▶ [WHAT THE EXERCISE ASKS]: Return all of the lines below exactly as they are.

▶ [DATA FOR THIS TASK]:
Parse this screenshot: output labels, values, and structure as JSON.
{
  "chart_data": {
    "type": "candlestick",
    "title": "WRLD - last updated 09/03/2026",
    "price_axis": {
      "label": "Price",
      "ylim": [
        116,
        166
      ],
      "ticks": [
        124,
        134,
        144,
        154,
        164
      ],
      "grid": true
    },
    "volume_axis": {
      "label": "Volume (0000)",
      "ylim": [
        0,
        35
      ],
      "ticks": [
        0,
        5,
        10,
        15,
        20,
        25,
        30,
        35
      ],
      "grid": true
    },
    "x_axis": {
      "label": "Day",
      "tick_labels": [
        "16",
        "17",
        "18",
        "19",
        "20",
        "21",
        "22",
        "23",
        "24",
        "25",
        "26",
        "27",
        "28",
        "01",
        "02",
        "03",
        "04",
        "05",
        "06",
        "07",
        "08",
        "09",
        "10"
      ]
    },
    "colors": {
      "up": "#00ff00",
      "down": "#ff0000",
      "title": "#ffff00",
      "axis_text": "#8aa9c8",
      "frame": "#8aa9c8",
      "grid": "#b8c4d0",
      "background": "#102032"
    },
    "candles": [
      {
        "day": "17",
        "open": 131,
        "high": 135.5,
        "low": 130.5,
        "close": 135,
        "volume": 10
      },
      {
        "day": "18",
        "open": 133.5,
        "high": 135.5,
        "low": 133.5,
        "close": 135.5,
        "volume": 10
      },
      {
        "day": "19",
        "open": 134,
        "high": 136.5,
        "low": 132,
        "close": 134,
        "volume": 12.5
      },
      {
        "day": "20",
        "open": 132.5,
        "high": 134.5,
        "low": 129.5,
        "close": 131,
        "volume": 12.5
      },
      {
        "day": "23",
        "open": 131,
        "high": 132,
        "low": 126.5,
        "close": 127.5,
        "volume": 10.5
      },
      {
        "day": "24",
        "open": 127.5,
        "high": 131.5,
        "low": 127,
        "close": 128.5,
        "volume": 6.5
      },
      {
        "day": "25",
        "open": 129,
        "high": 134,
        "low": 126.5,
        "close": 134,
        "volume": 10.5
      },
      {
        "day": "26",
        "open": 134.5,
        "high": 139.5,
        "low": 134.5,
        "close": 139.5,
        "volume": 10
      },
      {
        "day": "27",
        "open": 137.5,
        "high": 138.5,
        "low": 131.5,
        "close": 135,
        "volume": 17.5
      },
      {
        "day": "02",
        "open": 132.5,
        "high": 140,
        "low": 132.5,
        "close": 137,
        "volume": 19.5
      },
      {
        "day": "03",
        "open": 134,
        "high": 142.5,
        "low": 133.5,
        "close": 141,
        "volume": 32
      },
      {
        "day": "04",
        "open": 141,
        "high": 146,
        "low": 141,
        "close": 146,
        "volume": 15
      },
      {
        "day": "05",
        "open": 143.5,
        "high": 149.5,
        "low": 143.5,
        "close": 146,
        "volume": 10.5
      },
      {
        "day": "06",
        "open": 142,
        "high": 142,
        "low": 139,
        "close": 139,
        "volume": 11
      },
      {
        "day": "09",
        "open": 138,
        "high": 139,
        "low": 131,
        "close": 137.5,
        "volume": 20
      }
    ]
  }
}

▶ [ANSWER]:
Parse this screenshot: output labels, values, and structure as JSON.
{
  "chart_data": {
    "type": "candlestick",
    "title": "WRLD - last updated 09/03/2026",
    "price_axis": {
      "label": "Price",
      "ylim": [
        116,
        166
      ],
      "ticks": [
        124,
        134,
        144,
        154,
        164
      ],
      "grid": true
    },
    "volume_axis": {
      "label": "Volume (0000)",
      "ylim": [
        0,
        35
      ],
      "ticks": [
        0,
        5,
        10,
        15,
        20,
        25,
        30,
        35
      ],
      "grid": true
    },
    "x_axis": {
      "label": "Day",
      "tick_labels": [
        "16",
        "17",
        "18",
        "19",
        "20",
        "21",
        "22",
        "23",
        "24",
        "25",
        "26",
        "27",
        "28",
        "01",
        "02",
        "03",
        "04",
        "05",
        "06",
        "07",
        "08",
        "09",
        "10"
      ]
    },
    "colors": {
      "up": "#00ff00",
      "down": "#ff0000",
      "title": "#ffff00",
      "axis_text": "#8aa9c8",
      "frame": "#8aa9c8",
      "grid": "#b8c4d0",
      "background": "#102032"
    },
    "candles": [
      {
        "day": "17",
        "open": 131,
        "high": 135.5,
        "low": 130.5,
        "close": 135,
        "volume": 10
      },
      {
        "day": "18",
        "open": 133.5,
        "high": 135.5,
        "low": 133.5,
        "close": 135.5,
        "volume": 10
      },
      {
        "day": "19",
        "open": 134,
        "high": 136.5,
        "low": 132,
        "close": 134,
        "volume": 12.5
      },
      {
        "day": "20",
        "open": 132.5,
        "high": 134.5,
        "low": 129.5,
        "close": 131,
        "volume": 12.5
      },
      {
        "day": "23",
        "open": 131,
        "high": 132,
        "low": 126.5,
        "close": 127.5,
        "volume": 10.5
      },
      {
        "day": "24",
        "open": 127.5,
        "high": 131.5,
        "low": 127,
        "close": 128.5,
        "volume": 6.5
      },
      {
        "day": "25",
        "open": 129,
        "high": 134,
        "low": 126.5,
        "close": 134,
        "volume": 10.5
      },
      {
        "day": "26",
        "open": 134.5,
        "high": 139.5,
        "low": 134.5,
        "close": 139.5,
        "volume": 10
      },
      {
        "day": "27",
        "open": 137.5,
        "high": 138.5,
        "low": 131.5,
        "close": 135,
        "volume": 17.5
      },
      {
        "day": "02",
        "open": 132.5,
        "high": 140,
        "low": 132.5,
        "close": 137,
        "volume": 19.5
      },
      {
        "day": "03",
        "open": 134,
        "high": 142.5,
        "low": 133.5,
        "close": 141,
        "volume": 32
      },
      {
        "day": "04",
        "open": 141,
        "high": 146,
        "low": 141,
        "close": 146,
        "volume": 15
      },
      {
        "day": "05",
        "open": 143.5,
        "high": 149.5,
        "low": 143.5,
        "close": 146,
        "volume": 10.5
      },
      {
        "day": "06",
        "open": 142,
        "high": 142,
        "low": 139,
        "close": 139,
        "volume": 11
      },
      {
        "day": "09",
        "open": 138,
        "high": 139,
        "low": 131,
        "close": 137.5,
        "volume": 20
      }
    ]
  }
}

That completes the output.